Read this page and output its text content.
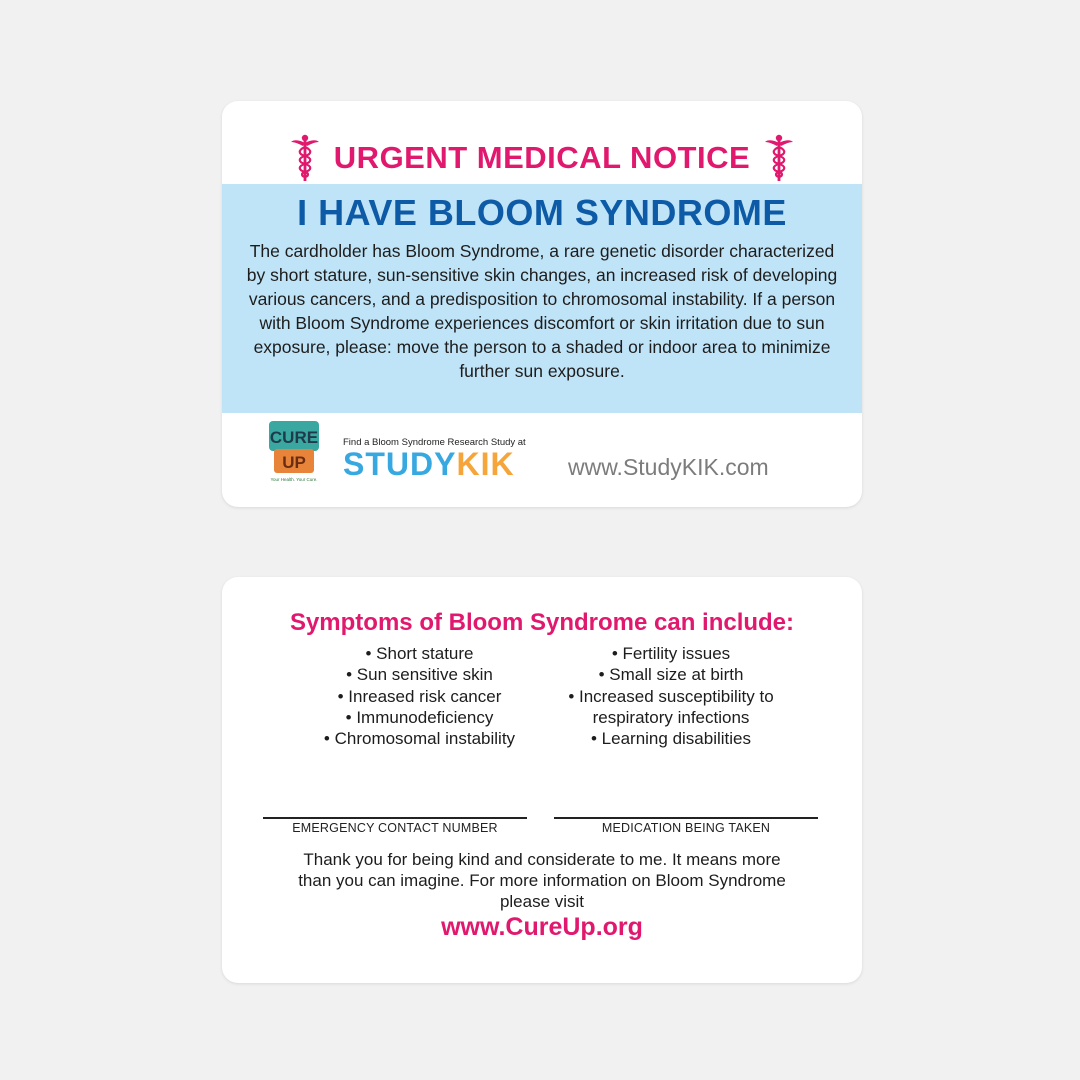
URGENT MEDICAL NOTICE
I HAVE BLOOM SYNDROME
The cardholder has Bloom Syndrome, a rare genetic disorder characterized by short stature, sun-sensitive skin changes, an increased risk of developing various cancers, and a predisposition to chromosomal instability. If a person with Bloom Syndrome experiences discomfort or skin irritation due to sun exposure, please: move the person to a shaded or indoor area to minimize further sun exposure.
CURE
UP
Your Health. Your Cure.
Find a Bloom Syndrome Research Study at
STUDYKIK www.StudyKIK.com
Symptoms of Bloom Syndrome can include:
• Short stature
• Sun sensitive skin
• Inreased risk cancer
• Immunodeficiency
• Chromosomal instability
• Fertility issues
• Small size at birth
• Increased susceptibility to
respiratory infections
• Learning disabilities
EMERGENCY CONTACT NUMBER	MEDICATION BEING TAKEN
Thank you for being kind and considerate to me. It means more than you can imagine. For more information on Bloom Syndrome please visit
www.CureUp.org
++++++++
• [INSTRUCTIONS TO FOLLOW]: Look over the listing above. Pick out and copy every line that includes "instability".

• [RESPONSE TO THIS TASK]:
The cardholder has Bloom Syndrome, a rare genetic disorder characterized by short stature, sun-sensitive skin changes, an increased risk of developing various cancers, and a predisposition to chromosomal instability. If a person with Bloom Syndrome experiences discomfort or skin irritation due to sun exposure, please: move the person to a shaded or indoor area to minimize further sun exposure.
• Chromosomal instability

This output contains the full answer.